▶ PROBLEM
Return the material below in full and exactly.

▶ PROVIDED RECORDS
***

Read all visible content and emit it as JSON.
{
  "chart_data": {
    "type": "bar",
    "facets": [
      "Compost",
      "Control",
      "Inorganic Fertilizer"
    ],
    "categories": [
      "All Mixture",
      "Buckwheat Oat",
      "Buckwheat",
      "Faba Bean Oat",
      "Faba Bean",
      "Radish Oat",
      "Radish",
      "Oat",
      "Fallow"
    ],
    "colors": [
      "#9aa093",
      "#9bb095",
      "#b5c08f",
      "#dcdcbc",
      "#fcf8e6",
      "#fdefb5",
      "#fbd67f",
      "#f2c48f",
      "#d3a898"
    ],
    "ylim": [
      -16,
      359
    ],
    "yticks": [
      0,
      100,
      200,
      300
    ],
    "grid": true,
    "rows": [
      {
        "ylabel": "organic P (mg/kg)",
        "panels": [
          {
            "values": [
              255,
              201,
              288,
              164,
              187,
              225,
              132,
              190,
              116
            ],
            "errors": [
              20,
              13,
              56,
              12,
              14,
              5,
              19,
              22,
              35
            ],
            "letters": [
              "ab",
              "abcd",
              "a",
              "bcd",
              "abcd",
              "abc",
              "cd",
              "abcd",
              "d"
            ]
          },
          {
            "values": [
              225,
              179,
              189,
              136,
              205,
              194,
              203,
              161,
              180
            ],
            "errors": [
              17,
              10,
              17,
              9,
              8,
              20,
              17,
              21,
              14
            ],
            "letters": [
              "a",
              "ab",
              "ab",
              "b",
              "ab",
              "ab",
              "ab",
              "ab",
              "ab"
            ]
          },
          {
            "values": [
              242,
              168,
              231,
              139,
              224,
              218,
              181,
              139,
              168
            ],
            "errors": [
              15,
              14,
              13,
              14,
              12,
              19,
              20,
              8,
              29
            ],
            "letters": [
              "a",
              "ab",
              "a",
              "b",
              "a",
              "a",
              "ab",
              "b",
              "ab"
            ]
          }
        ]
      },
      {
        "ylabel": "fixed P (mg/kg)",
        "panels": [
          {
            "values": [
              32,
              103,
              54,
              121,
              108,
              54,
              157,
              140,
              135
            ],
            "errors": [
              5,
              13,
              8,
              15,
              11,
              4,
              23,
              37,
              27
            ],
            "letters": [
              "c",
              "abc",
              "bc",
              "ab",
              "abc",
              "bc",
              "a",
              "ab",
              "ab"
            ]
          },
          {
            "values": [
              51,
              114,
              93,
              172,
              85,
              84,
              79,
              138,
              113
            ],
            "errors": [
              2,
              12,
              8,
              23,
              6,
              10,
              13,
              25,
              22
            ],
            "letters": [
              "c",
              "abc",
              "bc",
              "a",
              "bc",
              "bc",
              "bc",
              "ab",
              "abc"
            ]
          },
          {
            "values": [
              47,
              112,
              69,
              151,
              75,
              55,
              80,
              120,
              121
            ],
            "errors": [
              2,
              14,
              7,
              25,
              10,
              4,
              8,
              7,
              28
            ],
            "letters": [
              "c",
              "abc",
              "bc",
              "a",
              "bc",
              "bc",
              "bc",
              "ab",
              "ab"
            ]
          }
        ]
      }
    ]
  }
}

***

▶ ANSWER IN FULL
Read all visible content and emit it as JSON.
{
  "chart_data": {
    "type": "bar",
    "facets": [
      "Compost",
      "Control",
      "Inorganic Fertilizer"
    ],
    "categories": [
      "All Mixture",
      "Buckwheat Oat",
      "Buckwheat",
      "Faba Bean Oat",
      "Faba Bean",
      "Radish Oat",
      "Radish",
      "Oat",
      "Fallow"
    ],
    "colors": [
      "#9aa093",
      "#9bb095",
      "#b5c08f",
      "#dcdcbc",
      "#fcf8e6",
      "#fdefb5",
      "#fbd67f",
      "#f2c48f",
      "#d3a898"
    ],
    "ylim": [
      -16,
      359
    ],
    "yticks": [
      0,
      100,
      200,
      300
    ],
    "grid": true,
    "rows": [
      {
        "ylabel": "organic P (mg/kg)",
        "panels": [
          {
            "values": [
              255,
              201,
              288,
              164,
              187,
              225,
              132,
              190,
              116
            ],
            "errors": [
              20,
              13,
              56,
              12,
              14,
              5,
              19,
              22,
              35
            ],
            "letters": [
              "ab",
              "abcd",
              "a",
              "bcd",
              "abcd",
              "abc",
              "cd",
              "abcd",
              "d"
            ]
          },
          {
            "values": [
              225,
              179,
              189,
              136,
              205,
              194,
              203,
              161,
              180
            ],
            "errors": [
              17,
              10,
              17,
              9,
              8,
              20,
              17,
              21,
              14
            ],
            "letters": [
              "a",
              "ab",
              "ab",
              "b",
              "ab",
              "ab",
              "ab",
              "ab",
              "ab"
            ]
          },
          {
            "values": [
              242,
              168,
              231,
              139,
              224,
              218,
              181,
              139,
              168
            ],
            "errors": [
              15,
              14,
              13,
              14,
              12,
              19,
              20,
              8,
              29
            ],
            "letters": [
              "a",
              "ab",
              "a",
              "b",
              "a",
              "a",
              "ab",
              "b",
              "ab"
            ]
          }
        ]
      },
      {
        "ylabel": "fixed P (mg/kg)",
        "panels": [
          {
            "values": [
              32,
              103,
              54,
              121,
              108,
              54,
              157,
              140,
              135
            ],
            "errors": [
              5,
              13,
              8,
              15,
              11,
              4,
              23,
              37,
              27
            ],
            "letters": [
              "c",
              "abc",
              "bc",
              "ab",
              "abc",
              "bc",
              "a",
              "ab",
              "ab"
            ]
          },
          {
            "values": [
              51,
              114,
              93,
              172,
              85,
              84,
              79,
              138,
              113
            ],
            "errors": [
              2,
              12,
              8,
              23,
              6,
              10,
              13,
              25,
              22
            ],
            "letters": [
              "c",
              "abc",
              "bc",
              "a",
              "bc",
              "bc",
              "bc",
              "ab",
              "abc"
            ]
          },
          {
            "values": [
              47,
              112,
              69,
              151,
              75,
              55,
              80,
              120,
              121
            ],
            "errors": [
              2,
              14,
              7,
              25,
              10,
              4,
              8,
              7,
              28
            ],
            "letters": [
              "c",
              "abc",
              "bc",
              "a",
              "bc",
              "bc",
              "bc",
              "ab",
              "ab"
            ]
          }
        ]
      }
    ]
  }
}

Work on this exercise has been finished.